• _DESCRIPTION OF THE TASK_
Go through the material below and report how many lines contain "Закупка". Give only the number.

>> Begin RECORD LIST

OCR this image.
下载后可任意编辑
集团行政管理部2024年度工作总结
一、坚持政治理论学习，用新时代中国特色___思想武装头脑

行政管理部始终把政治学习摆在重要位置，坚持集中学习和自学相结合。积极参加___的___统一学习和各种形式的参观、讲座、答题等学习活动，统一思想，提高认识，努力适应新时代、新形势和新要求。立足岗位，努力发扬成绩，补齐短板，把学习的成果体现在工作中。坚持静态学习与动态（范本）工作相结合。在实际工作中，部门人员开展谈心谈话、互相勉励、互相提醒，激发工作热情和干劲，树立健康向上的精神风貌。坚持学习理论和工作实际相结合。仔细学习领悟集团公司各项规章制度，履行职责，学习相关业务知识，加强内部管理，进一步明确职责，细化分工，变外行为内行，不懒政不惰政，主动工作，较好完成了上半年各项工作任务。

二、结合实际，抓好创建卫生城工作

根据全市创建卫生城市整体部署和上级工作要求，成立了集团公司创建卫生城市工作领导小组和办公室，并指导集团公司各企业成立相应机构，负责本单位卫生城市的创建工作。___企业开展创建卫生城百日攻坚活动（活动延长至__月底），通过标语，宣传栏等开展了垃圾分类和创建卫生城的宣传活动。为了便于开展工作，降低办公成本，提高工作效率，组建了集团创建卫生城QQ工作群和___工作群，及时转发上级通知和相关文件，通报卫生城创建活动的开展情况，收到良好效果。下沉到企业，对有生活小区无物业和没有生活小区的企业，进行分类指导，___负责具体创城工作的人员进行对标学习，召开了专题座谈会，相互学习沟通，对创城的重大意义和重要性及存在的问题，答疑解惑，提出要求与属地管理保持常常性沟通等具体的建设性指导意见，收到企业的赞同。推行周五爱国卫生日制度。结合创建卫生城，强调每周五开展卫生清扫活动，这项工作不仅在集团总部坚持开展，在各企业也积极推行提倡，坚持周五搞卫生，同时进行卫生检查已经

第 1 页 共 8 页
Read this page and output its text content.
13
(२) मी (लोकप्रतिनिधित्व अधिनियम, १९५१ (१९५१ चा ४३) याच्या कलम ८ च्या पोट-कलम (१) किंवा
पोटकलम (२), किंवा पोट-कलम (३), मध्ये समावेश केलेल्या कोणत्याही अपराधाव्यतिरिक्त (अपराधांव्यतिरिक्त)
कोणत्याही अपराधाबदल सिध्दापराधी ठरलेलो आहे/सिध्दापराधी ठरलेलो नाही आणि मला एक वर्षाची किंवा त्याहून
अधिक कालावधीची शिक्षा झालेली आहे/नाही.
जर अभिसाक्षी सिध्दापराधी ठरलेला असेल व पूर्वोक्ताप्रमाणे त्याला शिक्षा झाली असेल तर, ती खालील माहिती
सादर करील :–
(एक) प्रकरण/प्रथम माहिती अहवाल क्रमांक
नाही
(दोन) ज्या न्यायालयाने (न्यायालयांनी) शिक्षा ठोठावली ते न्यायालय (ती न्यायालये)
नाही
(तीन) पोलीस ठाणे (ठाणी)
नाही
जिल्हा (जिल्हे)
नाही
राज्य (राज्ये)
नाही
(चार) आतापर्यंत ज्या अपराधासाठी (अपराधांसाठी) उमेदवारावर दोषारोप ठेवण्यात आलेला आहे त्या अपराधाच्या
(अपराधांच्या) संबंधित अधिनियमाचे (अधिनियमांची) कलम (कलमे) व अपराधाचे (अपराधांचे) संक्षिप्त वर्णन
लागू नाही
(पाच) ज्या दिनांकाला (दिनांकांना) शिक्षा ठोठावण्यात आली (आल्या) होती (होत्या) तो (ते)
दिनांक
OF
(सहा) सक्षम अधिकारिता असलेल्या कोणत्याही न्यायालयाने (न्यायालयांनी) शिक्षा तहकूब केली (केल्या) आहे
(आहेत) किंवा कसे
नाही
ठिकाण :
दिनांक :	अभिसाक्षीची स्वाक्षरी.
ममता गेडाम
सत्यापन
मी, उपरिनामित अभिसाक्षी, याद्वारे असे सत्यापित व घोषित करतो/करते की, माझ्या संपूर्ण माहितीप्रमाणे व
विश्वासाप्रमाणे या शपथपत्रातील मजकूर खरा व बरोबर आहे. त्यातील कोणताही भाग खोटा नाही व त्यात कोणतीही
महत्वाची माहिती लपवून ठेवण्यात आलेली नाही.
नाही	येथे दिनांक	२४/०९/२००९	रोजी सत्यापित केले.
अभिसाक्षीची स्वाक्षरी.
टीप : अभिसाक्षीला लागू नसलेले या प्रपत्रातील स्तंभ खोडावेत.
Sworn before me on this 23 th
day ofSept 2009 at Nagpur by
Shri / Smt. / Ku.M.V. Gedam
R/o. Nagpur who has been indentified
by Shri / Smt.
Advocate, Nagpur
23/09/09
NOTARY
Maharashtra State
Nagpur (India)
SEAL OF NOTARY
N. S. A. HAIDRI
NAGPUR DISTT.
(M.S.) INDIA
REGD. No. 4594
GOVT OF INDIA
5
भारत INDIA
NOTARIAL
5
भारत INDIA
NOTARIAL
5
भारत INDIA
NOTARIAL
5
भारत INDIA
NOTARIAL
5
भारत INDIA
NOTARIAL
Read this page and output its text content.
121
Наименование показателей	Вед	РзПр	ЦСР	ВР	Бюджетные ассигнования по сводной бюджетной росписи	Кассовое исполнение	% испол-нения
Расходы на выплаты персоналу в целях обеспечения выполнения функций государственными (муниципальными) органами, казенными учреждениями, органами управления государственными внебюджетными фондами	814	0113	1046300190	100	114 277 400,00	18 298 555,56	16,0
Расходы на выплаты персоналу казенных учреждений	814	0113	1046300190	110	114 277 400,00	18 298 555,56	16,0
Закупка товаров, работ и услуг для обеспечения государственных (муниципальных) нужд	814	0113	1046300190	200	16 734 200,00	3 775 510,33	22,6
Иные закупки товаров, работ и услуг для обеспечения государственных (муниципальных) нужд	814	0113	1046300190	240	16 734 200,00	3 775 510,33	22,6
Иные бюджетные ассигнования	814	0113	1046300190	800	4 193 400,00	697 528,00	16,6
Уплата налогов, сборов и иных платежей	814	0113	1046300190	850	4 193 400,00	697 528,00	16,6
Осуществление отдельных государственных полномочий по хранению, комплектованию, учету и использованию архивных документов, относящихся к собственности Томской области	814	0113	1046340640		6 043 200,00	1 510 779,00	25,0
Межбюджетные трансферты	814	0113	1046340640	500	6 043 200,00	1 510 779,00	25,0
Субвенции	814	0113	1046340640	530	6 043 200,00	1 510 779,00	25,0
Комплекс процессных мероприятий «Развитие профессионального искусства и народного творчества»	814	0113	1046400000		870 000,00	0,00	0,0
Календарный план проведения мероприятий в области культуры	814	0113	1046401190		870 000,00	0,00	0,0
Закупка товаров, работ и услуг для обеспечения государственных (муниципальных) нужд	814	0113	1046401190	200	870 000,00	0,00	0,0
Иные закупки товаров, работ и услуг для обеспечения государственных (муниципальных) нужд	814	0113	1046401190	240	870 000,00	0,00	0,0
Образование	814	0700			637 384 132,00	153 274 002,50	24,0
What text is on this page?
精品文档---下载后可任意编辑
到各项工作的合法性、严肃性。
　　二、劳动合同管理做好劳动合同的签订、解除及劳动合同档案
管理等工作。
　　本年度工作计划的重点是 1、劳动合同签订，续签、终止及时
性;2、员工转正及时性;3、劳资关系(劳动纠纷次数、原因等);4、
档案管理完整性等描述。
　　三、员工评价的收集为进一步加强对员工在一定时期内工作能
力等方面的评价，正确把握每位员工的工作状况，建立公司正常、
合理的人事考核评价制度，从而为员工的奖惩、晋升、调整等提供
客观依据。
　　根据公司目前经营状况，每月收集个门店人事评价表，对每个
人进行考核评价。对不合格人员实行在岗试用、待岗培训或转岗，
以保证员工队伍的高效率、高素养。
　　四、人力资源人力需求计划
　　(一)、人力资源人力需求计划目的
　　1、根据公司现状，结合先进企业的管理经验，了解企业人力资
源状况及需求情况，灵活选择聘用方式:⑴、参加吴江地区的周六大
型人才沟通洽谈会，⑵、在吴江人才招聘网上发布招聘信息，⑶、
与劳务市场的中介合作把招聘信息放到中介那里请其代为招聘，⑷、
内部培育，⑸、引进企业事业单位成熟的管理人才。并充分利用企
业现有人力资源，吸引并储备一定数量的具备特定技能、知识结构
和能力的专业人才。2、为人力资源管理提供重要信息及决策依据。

>> End RECORD LIST

• _TASK ANSWER_
2